------ Material shown ------

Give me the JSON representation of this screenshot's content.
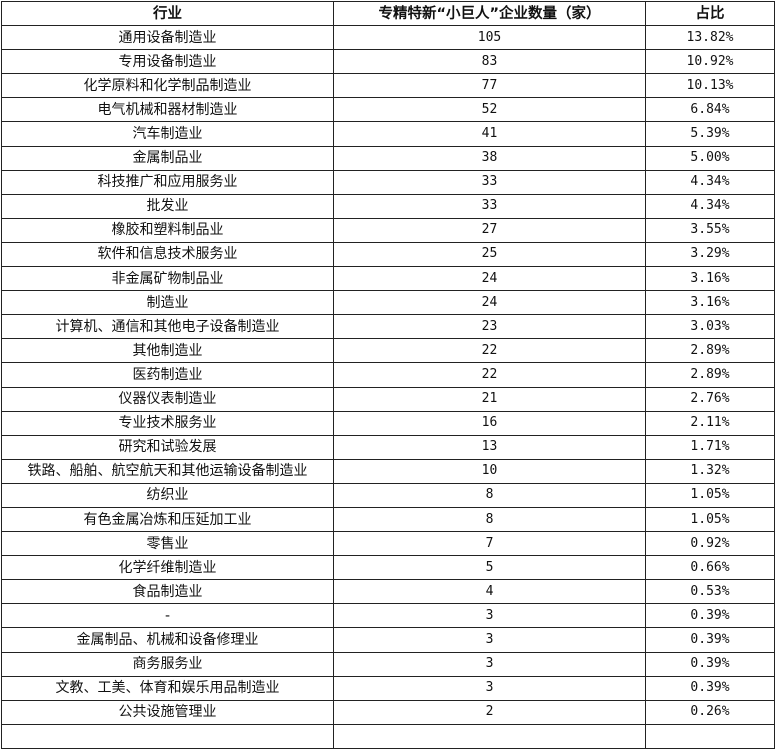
{
  "table": {
    "headers": [
      "行业",
      "专精特新“小巨人”企业数量（家）",
      "占比"
    ],
    "rows": [
      [
        "通用设备制造业",
        "105",
        "13.82%"
      ],
      [
        "专用设备制造业",
        "83",
        "10.92%"
      ],
      [
        "化学原料和化学制品制造业",
        "77",
        "10.13%"
      ],
      [
        "电气机械和器材制造业",
        "52",
        "6.84%"
      ],
      [
        "汽车制造业",
        "41",
        "5.39%"
      ],
      [
        "金属制品业",
        "38",
        "5.00%"
      ],
      [
        "科技推广和应用服务业",
        "33",
        "4.34%"
      ],
      [
        "批发业",
        "33",
        "4.34%"
      ],
      [
        "橡胶和塑料制品业",
        "27",
        "3.55%"
      ],
      [
        "软件和信息技术服务业",
        "25",
        "3.29%"
      ],
      [
        "非金属矿物制品业",
        "24",
        "3.16%"
      ],
      [
        "制造业",
        "24",
        "3.16%"
      ],
      [
        "计算机、通信和其他电子设备制造业",
        "23",
        "3.03%"
      ],
      [
        "其他制造业",
        "22",
        "2.89%"
      ],
      [
        "医药制造业",
        "22",
        "2.89%"
      ],
      [
        "仪器仪表制造业",
        "21",
        "2.76%"
      ],
      [
        "专业技术服务业",
        "16",
        "2.11%"
      ],
      [
        "研究和试验发展",
        "13",
        "1.71%"
      ],
      [
        "铁路、船舶、航空航天和其他运输设备制造业",
        "10",
        "1.32%"
      ],
      [
        "纺织业",
        "8",
        "1.05%"
      ],
      [
        "有色金属冶炼和压延加工业",
        "8",
        "1.05%"
      ],
      [
        "零售业",
        "7",
        "0.92%"
      ],
      [
        "化学纤维制造业",
        "5",
        "0.66%"
      ],
      [
        "食品制造业",
        "4",
        "0.53%"
      ],
      [
        "-",
        "3",
        "0.39%"
      ],
      [
        "金属制品、机械和设备修理业",
        "3",
        "0.39%"
      ],
      [
        "商务服务业",
        "3",
        "0.39%"
      ],
      [
        "文教、工美、体育和娱乐用品制造业",
        "3",
        "0.39%"
      ],
      [
        "公共设施管理业",
        "2",
        "0.26%"
      ]
    ]
  }
}
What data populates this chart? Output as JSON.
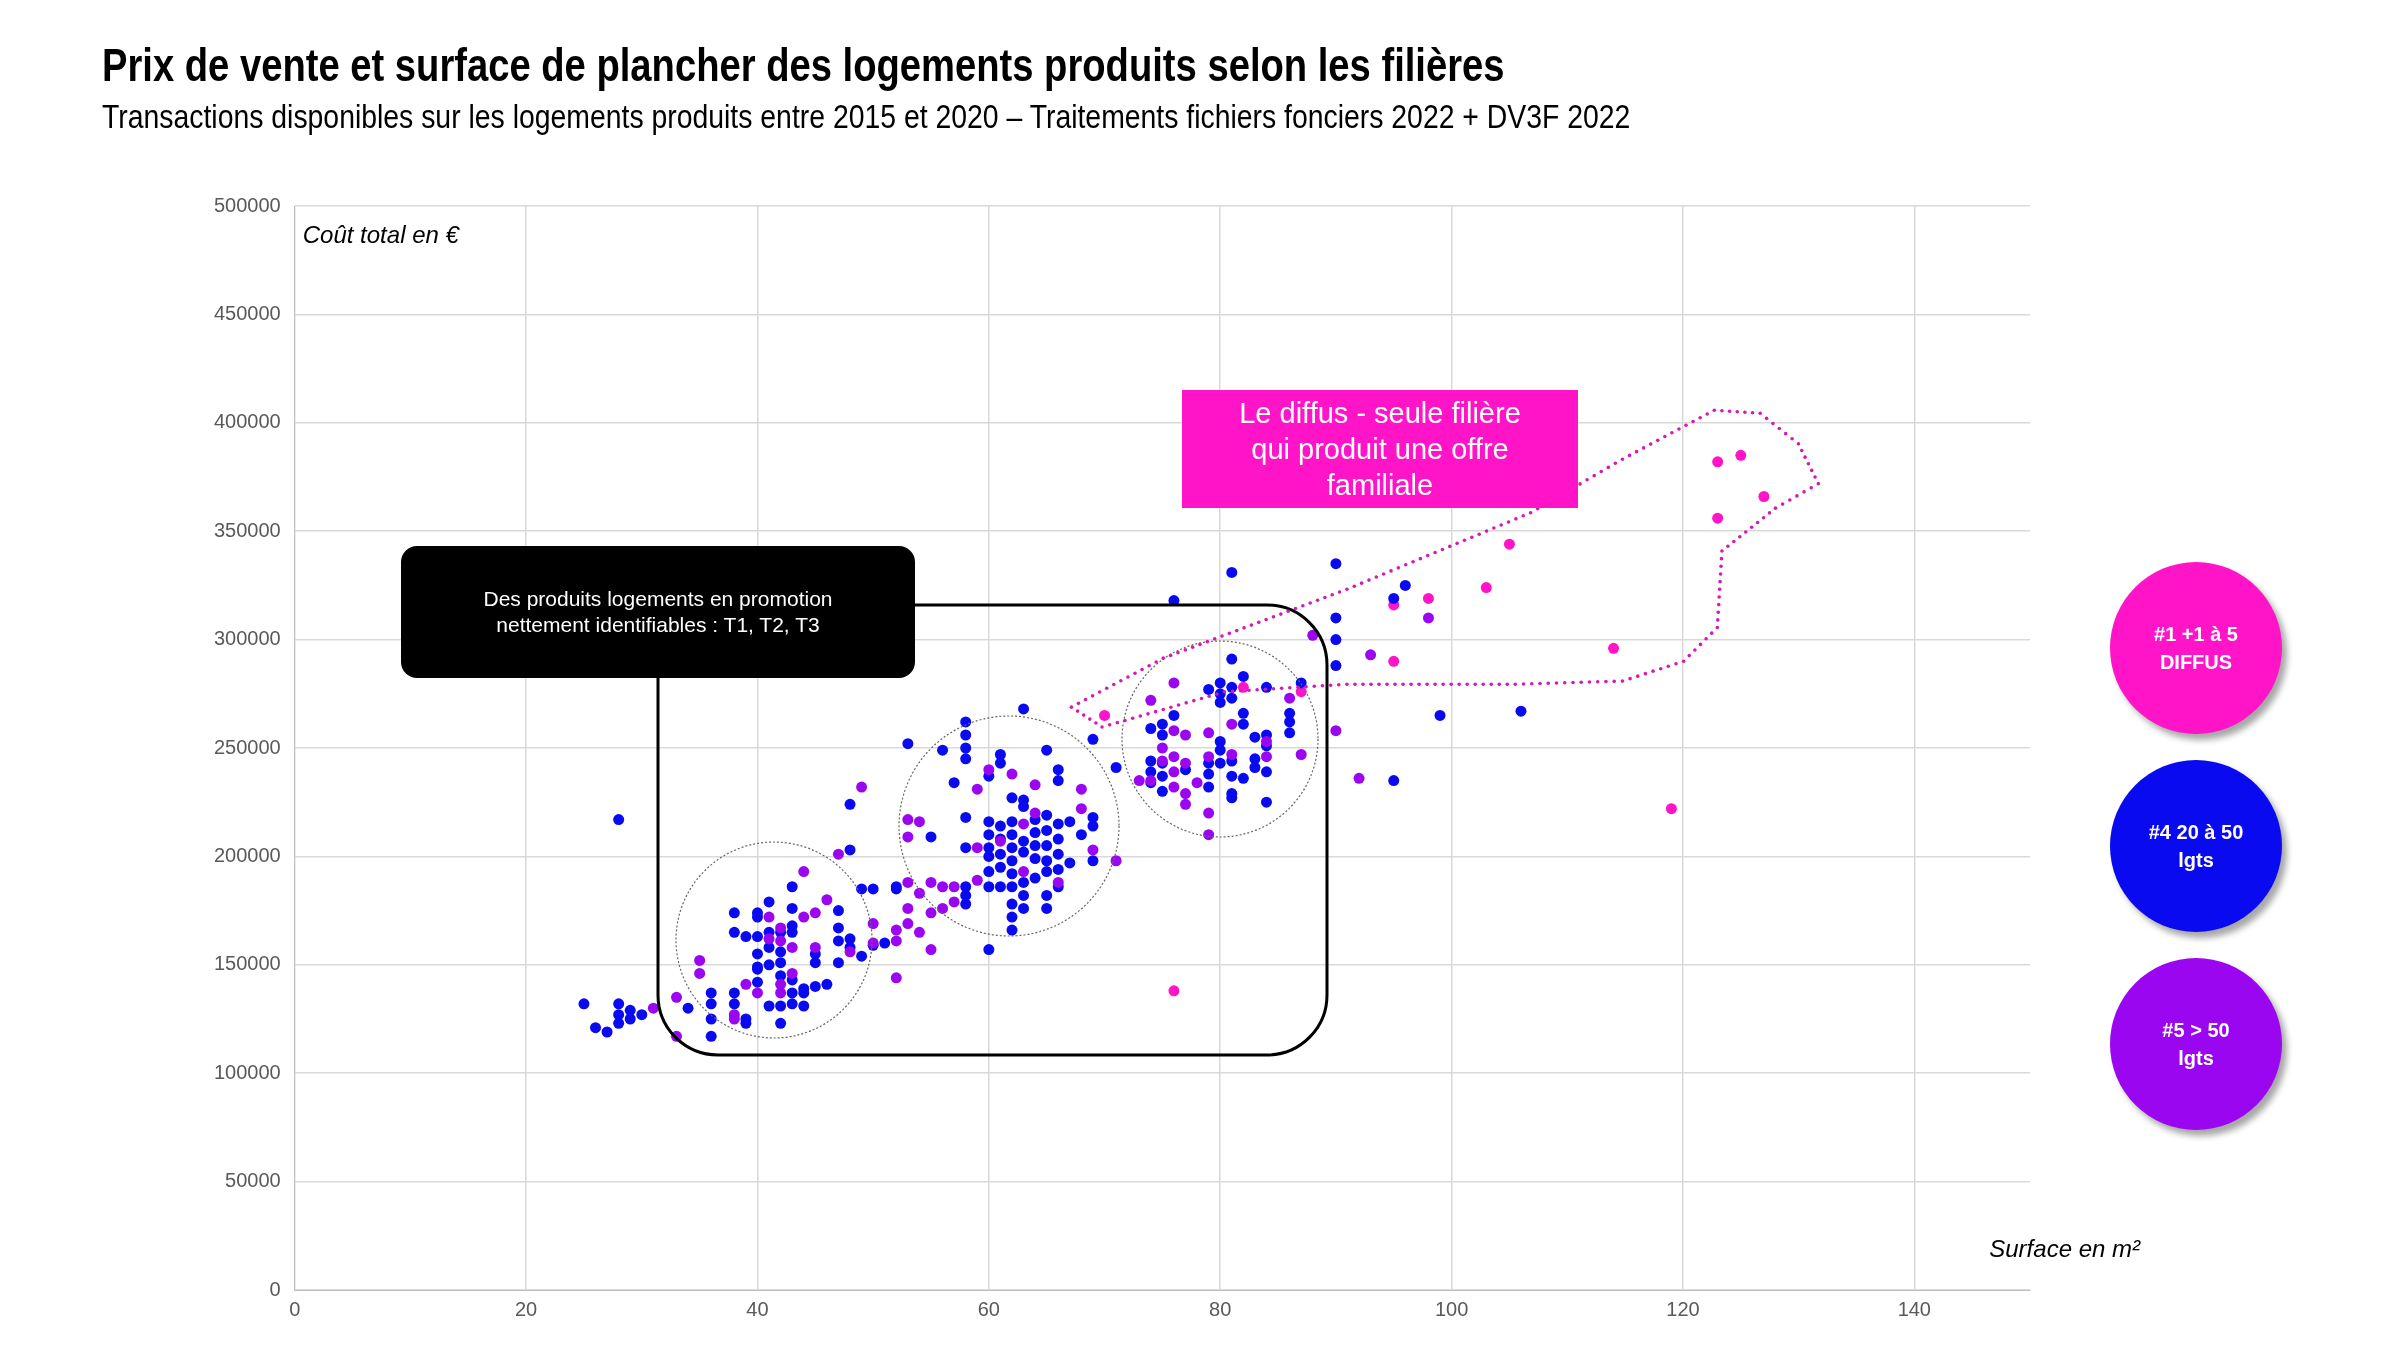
{
  "chart_data": {
    "type": "scatter",
    "title": "Prix de vente et surface de plancher des logements produits selon les filières",
    "subtitle": "Transactions disponibles sur les logements produits entre 2015 et 2020 – Traitements fichiers fonciers 2022 + DV3F 2022",
    "xlabel": "Surface en m²",
    "ylabel": "Coût total en €",
    "xlim": [
      0,
      150
    ],
    "xticks": [
      0,
      20,
      40,
      60,
      80,
      100,
      120,
      140
    ],
    "ylim": [
      0,
      500000
    ],
    "yticks": [
      0,
      50000,
      100000,
      150000,
      200000,
      250000,
      300000,
      350000,
      400000,
      450000,
      500000
    ],
    "grid": true,
    "legend": "right",
    "marker": "circle",
    "annotations": [
      "Des produits logements en promotion nettement identifiables : T1, T2, T3",
      "Le diffus - seule filière qui produit une offre familiale"
    ],
    "series": [
      {
        "name": "#1 +1 à 5 DIFFUS",
        "color": "#ff14c8",
        "x": [
          123,
          125,
          127,
          123,
          105,
          103,
          98,
          95,
          95,
          114,
          119,
          70,
          76,
          82,
          87
        ],
        "values": [
          382000,
          385000,
          366000,
          356000,
          344000,
          324000,
          319000,
          316000,
          290000,
          296000,
          222000,
          265000,
          138000,
          278000,
          276000
        ]
      },
      {
        "name": "#4 20 à 50 lgts",
        "color": "#0a0af0",
        "x": [
          25,
          26,
          27,
          28,
          28,
          28,
          29,
          29,
          30,
          28,
          34,
          36,
          36,
          36,
          36,
          38,
          38,
          39,
          39,
          38,
          38,
          39,
          40,
          40,
          40,
          40,
          40,
          40,
          40,
          41,
          41,
          41,
          41,
          41,
          42,
          42,
          42,
          42,
          42,
          42,
          43,
          43,
          43,
          43,
          43,
          43,
          43,
          44,
          44,
          44,
          45,
          45,
          45,
          46,
          47,
          47,
          47,
          47,
          48,
          48,
          48,
          48,
          49,
          49,
          50,
          50,
          51,
          52,
          58,
          58,
          58,
          58,
          53,
          56,
          63,
          65,
          61,
          61,
          57,
          60,
          66,
          66,
          69,
          71,
          58,
          55,
          58,
          62,
          63,
          63,
          60,
          60,
          60,
          60,
          60,
          60,
          61,
          61,
          61,
          61,
          61,
          62,
          62,
          62,
          62,
          62,
          62,
          62,
          62,
          62,
          63,
          63,
          63,
          63,
          63,
          64,
          64,
          64,
          64,
          64,
          65,
          65,
          65,
          65,
          65,
          65,
          65,
          66,
          66,
          66,
          66,
          66,
          67,
          67,
          68,
          69,
          69,
          69,
          52,
          60,
          58,
          58,
          58,
          81,
          76,
          90,
          90,
          90,
          90,
          81,
          82,
          79,
          80,
          80,
          80,
          81,
          81,
          84,
          87,
          86,
          86,
          86,
          82,
          82,
          76,
          74,
          75,
          75,
          80,
          80,
          80,
          79,
          79,
          79,
          81,
          81,
          81,
          81,
          82,
          83,
          83,
          83,
          84,
          84,
          84,
          84,
          74,
          74,
          74,
          75,
          75,
          75,
          77,
          96,
          95,
          99,
          106,
          95
        ],
        "values": [
          132000,
          121000,
          119000,
          132000,
          127000,
          123000,
          129000,
          125000,
          127000,
          217000,
          130000,
          137000,
          132000,
          125000,
          117000,
          137000,
          132000,
          125000,
          123000,
          174000,
          165000,
          163000,
          174000,
          172000,
          163000,
          155000,
          149000,
          148000,
          142000,
          179000,
          165000,
          158000,
          150000,
          131000,
          165000,
          156000,
          151000,
          145000,
          131000,
          123000,
          186000,
          176000,
          168000,
          165000,
          143000,
          137000,
          132000,
          139000,
          137000,
          131000,
          155000,
          151000,
          140000,
          141000,
          175000,
          167000,
          161000,
          151000,
          224000,
          203000,
          162000,
          158000,
          185000,
          154000,
          185000,
          159000,
          160000,
          185000,
          262000,
          256000,
          250000,
          245000,
          252000,
          249000,
          268000,
          249000,
          247000,
          243000,
          234000,
          237000,
          240000,
          235000,
          254000,
          241000,
          218000,
          209000,
          204000,
          227000,
          226000,
          223000,
          216000,
          210000,
          204000,
          200000,
          193000,
          186000,
          214000,
          208000,
          201000,
          195000,
          186000,
          216000,
          210000,
          204000,
          198000,
          192000,
          186000,
          178000,
          172000,
          166000,
          207000,
          202000,
          188000,
          182000,
          176000,
          217000,
          211000,
          205000,
          199000,
          190000,
          219000,
          212000,
          205000,
          198000,
          193000,
          182000,
          176000,
          215000,
          208000,
          201000,
          194000,
          186000,
          216000,
          197000,
          210000,
          218000,
          214000,
          198000,
          186000,
          157000,
          186000,
          182000,
          178000,
          331000,
          318000,
          335000,
          310000,
          300000,
          288000,
          291000,
          283000,
          277000,
          280000,
          275000,
          271000,
          278000,
          273000,
          278000,
          280000,
          266000,
          262000,
          257000,
          266000,
          261000,
          265000,
          259000,
          261000,
          256000,
          253000,
          249000,
          243000,
          243000,
          238000,
          232000,
          244000,
          237000,
          229000,
          227000,
          236000,
          255000,
          245000,
          241000,
          256000,
          251000,
          239000,
          225000,
          244000,
          239000,
          234000,
          243000,
          237000,
          230000,
          240000,
          325000,
          319000,
          265000,
          267000,
          235000
        ]
      },
      {
        "name": "#5 > 50 lgts",
        "color": "#9a06f0",
        "x": [
          88,
          93,
          98,
          90,
          92,
          87,
          49,
          47,
          44,
          46,
          45,
          44,
          41,
          42,
          42,
          43,
          45,
          50,
          50,
          52,
          52,
          48,
          35,
          35,
          33,
          31,
          33,
          38,
          38,
          39,
          40,
          42,
          42,
          41,
          43,
          53,
          54,
          53,
          53,
          55,
          56,
          54,
          53,
          53,
          52,
          54,
          55,
          56,
          55,
          57,
          57,
          59,
          60,
          62,
          64,
          59,
          59,
          63,
          63,
          64,
          68,
          68,
          69,
          66,
          61,
          76,
          74,
          86,
          76,
          77,
          77,
          79,
          79,
          81,
          81,
          76,
          76,
          76,
          75,
          75,
          73,
          74,
          78,
          77,
          77,
          84,
          84,
          71,
          79,
          79
        ],
        "values": [
          302000,
          293000,
          310000,
          258000,
          236000,
          247000,
          232000,
          201000,
          193000,
          180000,
          174000,
          172000,
          172000,
          167000,
          161000,
          158000,
          158000,
          169000,
          160000,
          166000,
          144000,
          156000,
          152000,
          146000,
          135000,
          130000,
          117000,
          127000,
          125000,
          141000,
          137000,
          141000,
          137000,
          162000,
          146000,
          217000,
          216000,
          209000,
          188000,
          188000,
          186000,
          183000,
          176000,
          169000,
          161000,
          165000,
          174000,
          176000,
          157000,
          186000,
          179000,
          231000,
          240000,
          238000,
          233000,
          204000,
          189000,
          215000,
          193000,
          220000,
          231000,
          222000,
          203000,
          188000,
          207000,
          280000,
          272000,
          273000,
          258000,
          256000,
          243000,
          257000,
          246000,
          261000,
          247000,
          246000,
          239000,
          232000,
          250000,
          244000,
          235000,
          235000,
          234000,
          229000,
          224000,
          253000,
          246000,
          198000,
          210000,
          220000
        ]
      }
    ]
  }
}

------

→ Problem to solve
Only the number is required: the count of lines containing the word "this".

→ Task result
2